** begin **
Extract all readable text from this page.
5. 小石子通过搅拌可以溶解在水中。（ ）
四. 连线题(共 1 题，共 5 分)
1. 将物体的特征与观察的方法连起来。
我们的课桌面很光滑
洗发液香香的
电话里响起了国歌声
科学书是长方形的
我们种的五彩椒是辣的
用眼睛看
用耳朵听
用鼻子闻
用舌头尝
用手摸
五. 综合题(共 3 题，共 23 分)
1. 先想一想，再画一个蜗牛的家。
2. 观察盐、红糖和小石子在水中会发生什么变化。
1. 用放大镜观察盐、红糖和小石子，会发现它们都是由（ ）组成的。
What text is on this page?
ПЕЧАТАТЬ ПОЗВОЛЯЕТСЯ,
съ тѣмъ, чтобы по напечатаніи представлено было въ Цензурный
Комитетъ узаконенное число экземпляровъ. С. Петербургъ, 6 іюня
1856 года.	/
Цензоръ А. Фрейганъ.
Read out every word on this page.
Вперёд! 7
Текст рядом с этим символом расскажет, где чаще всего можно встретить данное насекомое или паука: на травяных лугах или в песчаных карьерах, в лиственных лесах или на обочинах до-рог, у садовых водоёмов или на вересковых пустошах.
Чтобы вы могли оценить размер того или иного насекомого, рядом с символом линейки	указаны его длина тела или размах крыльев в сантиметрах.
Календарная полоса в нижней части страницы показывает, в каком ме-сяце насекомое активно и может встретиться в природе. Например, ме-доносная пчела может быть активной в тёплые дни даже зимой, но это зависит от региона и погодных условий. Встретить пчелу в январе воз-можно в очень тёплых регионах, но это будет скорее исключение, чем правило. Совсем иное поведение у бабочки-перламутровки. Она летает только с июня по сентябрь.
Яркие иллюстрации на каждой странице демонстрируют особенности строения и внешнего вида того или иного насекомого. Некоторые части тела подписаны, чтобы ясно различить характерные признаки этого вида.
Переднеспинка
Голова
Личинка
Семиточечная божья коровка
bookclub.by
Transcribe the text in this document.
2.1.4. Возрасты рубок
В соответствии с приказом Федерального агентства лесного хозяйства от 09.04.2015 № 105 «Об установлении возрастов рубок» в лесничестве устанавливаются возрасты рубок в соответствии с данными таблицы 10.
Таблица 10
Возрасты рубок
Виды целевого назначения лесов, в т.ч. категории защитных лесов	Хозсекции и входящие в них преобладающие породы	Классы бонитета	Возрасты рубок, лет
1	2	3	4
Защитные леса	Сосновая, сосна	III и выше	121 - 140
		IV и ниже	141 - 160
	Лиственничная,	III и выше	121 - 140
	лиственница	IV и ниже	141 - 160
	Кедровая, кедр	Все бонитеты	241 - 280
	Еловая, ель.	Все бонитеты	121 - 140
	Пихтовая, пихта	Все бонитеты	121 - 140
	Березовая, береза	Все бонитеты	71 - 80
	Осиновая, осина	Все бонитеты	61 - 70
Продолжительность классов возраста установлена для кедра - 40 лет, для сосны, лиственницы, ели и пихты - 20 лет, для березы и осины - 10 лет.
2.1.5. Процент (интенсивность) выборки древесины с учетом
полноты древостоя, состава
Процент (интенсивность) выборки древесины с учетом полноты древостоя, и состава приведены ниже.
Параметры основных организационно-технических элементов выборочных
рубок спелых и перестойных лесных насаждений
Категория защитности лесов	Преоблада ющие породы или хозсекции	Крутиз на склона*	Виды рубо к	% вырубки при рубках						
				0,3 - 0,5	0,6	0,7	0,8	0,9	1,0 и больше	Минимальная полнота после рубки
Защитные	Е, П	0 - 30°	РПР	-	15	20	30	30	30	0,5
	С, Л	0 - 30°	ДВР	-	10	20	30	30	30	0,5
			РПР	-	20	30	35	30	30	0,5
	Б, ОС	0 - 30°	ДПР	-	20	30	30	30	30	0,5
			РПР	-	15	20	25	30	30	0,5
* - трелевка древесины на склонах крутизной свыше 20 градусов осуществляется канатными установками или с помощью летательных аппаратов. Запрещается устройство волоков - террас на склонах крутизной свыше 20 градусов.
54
** end **
Return all the data above once more, precisely as given.

Extract all readable text from this page.
5. 小石子通过搅拌可以溶解在水中。（ ）
四. 连线题(共 1 题，共 5 分)
1. 将物体的特征与观察的方法连起来。
我们的课桌面很光滑
洗发液香香的
电话里响起了国歌声
科学书是长方形的
我们种的五彩椒是辣的
用眼睛看
用耳朵听
用鼻子闻
用舌头尝
用手摸
五. 综合题(共 3 题，共 23 分)
1. 先想一想，再画一个蜗牛的家。
2. 观察盐、红糖和小石子在水中会发生什么变化。
1. 用放大镜观察盐、红糖和小石子，会发现它们都是由（ ）组成的。
What text is on this page?
ПЕЧАТАТЬ ПОЗВОЛЯЕТСЯ,
съ тѣмъ, чтобы по напечатаніи представлено было въ Цензурный
Комитетъ узаконенное число экземпляровъ. С. Петербургъ, 6 іюня
1856 года.	/
Цензоръ А. Фрейганъ.
Read out every word on this page.
Вперёд! 7
Текст рядом с этим символом расскажет, где чаще всего можно встретить данное насекомое или паука: на травяных лугах или в песчаных карьерах, в лиственных лесах или на обочинах до-рог, у садовых водоёмов или на вересковых пустошах.
Чтобы вы могли оценить размер того или иного насекомого, рядом с символом линейки	указаны его длина тела или размах крыльев в сантиметрах.
Календарная полоса в нижней части страницы показывает, в каком ме-сяце насекомое активно и может встретиться в природе. Например, ме-доносная пчела может быть активной в тёплые дни даже зимой, но это зависит от региона и погодных условий. Встретить пчелу в январе воз-можно в очень тёплых регионах, но это будет скорее исключение, чем правило. Совсем иное поведение у бабочки-перламутровки. Она летает только с июня по сентябрь.
Яркие иллюстрации на каждой странице демонстрируют особенности строения и внешнего вида того или иного насекомого. Некоторые части тела подписаны, чтобы ясно различить характерные признаки этого вида.
Переднеспинка
Голова
Личинка
Семиточечная божья коровка
bookclub.by
Transcribe the text in this document.
2.1.4. Возрасты рубок
В соответствии с приказом Федерального агентства лесного хозяйства от 09.04.2015 № 105 «Об установлении возрастов рубок» в лесничестве устанавливаются возрасты рубок в соответствии с данными таблицы 10.
Таблица 10
Возрасты рубок
Виды целевого назначения лесов, в т.ч. категории защитных лесов	Хозсекции и входящие в них преобладающие породы	Классы бонитета	Возрасты рубок, лет
1	2	3	4
Защитные леса	Сосновая, сосна	III и выше	121 - 140
		IV и ниже	141 - 160
	Лиственничная,	III и выше	121 - 140
	лиственница	IV и ниже	141 - 160
	Кедровая, кедр	Все бонитеты	241 - 280
	Еловая, ель.	Все бонитеты	121 - 140
	Пихтовая, пихта	Все бонитеты	121 - 140
	Березовая, береза	Все бонитеты	71 - 80
	Осиновая, осина	Все бонитеты	61 - 70
Продолжительность классов возраста установлена для кедра - 40 лет, для сосны, лиственницы, ели и пихты - 20 лет, для березы и осины - 10 лет.
2.1.5. Процент (интенсивность) выборки древесины с учетом
полноты древостоя, состава
Процент (интенсивность) выборки древесины с учетом полноты древостоя, и состава приведены ниже.
Параметры основных организационно-технических элементов выборочных
рубок спелых и перестойных лесных насаждений
Категория защитности лесов	Преоблада ющие породы или хозсекции	Крутиз на склона*	Виды рубо к	% вырубки при рубках						
				0,3 - 0,5	0,6	0,7	0,8	0,9	1,0 и больше	Минимальная полнота после рубки
Защитные	Е, П	0 - 30°	РПР	-	15	20	30	30	30	0,5
	С, Л	0 - 30°	ДВР	-	10	20	30	30	30	0,5
			РПР	-	20	30	35	30	30	0,5
	Б, ОС	0 - 30°	ДПР	-	20	30	30	30	30	0,5
			РПР	-	15	20	25	30	30	0,5
* - трелевка древесины на склонах крутизной свыше 20 градусов осуществляется канатными установками или с помощью летательных аппаратов. Запрещается устройство волоков - террас на склонах крутизной свыше 20 градусов.
54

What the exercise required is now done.